Material provided >>

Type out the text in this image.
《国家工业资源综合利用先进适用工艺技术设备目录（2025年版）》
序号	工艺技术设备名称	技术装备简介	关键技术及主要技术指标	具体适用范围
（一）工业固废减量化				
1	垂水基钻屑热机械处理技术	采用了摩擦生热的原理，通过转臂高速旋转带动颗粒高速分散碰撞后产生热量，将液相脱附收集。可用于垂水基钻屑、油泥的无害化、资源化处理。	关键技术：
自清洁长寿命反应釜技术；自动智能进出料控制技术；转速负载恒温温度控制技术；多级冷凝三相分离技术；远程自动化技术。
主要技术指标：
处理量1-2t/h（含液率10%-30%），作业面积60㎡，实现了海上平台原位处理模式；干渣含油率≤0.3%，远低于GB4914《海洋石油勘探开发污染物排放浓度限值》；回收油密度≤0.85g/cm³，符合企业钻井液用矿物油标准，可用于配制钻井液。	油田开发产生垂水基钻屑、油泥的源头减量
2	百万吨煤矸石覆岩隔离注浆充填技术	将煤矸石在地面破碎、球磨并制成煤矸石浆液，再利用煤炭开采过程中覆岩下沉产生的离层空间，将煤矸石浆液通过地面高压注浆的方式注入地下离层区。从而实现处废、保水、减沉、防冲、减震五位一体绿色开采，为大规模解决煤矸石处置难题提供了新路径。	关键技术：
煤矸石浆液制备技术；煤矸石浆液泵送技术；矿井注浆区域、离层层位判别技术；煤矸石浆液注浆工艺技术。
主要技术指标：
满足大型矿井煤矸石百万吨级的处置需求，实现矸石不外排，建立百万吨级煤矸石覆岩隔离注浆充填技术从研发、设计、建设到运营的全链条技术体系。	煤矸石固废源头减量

What to work on >> Transcribe all entries exactly as they are given.

Task output >>
Type out the text in this image.
《国家工业资源综合利用先进适用工艺技术设备目录（2025年版）》
序号	工艺技术设备名称	技术装备简介	关键技术及主要技术指标	具体适用范围
（一）工业固废减量化				
1	垂水基钻屑热机械处理技术	采用了摩擦生热的原理，通过转臂高速旋转带动颗粒高速分散碰撞后产生热量，将液相脱附收集。可用于垂水基钻屑、油泥的无害化、资源化处理。	关键技术：
自清洁长寿命反应釜技术；自动智能进出料控制技术；转速负载恒温温度控制技术；多级冷凝三相分离技术；远程自动化技术。
主要技术指标：
处理量1-2t/h（含液率10%-30%），作业面积60㎡，实现了海上平台原位处理模式；干渣含油率≤0.3%，远低于GB4914《海洋石油勘探开发污染物排放浓度限值》；回收油密度≤0.85g/cm³，符合企业钻井液用矿物油标准，可用于配制钻井液。	油田开发产生垂水基钻屑、油泥的源头减量
2	百万吨煤矸石覆岩隔离注浆充填技术	将煤矸石在地面破碎、球磨并制成煤矸石浆液，再利用煤炭开采过程中覆岩下沉产生的离层空间，将煤矸石浆液通过地面高压注浆的方式注入地下离层区。从而实现处废、保水、减沉、防冲、减震五位一体绿色开采，为大规模解决煤矸石处置难题提供了新路径。	关键技术：
煤矸石浆液制备技术；煤矸石浆液泵送技术；矿井注浆区域、离层层位判别技术；煤矸石浆液注浆工艺技术。
主要技术指标：
满足大型矿井煤矸石百万吨级的处置需求，实现矸石不外排，建立百万吨级煤矸石覆岩隔离注浆充填技术从研发、设计、建设到运营的全链条技术体系。	煤矸石固废源头减量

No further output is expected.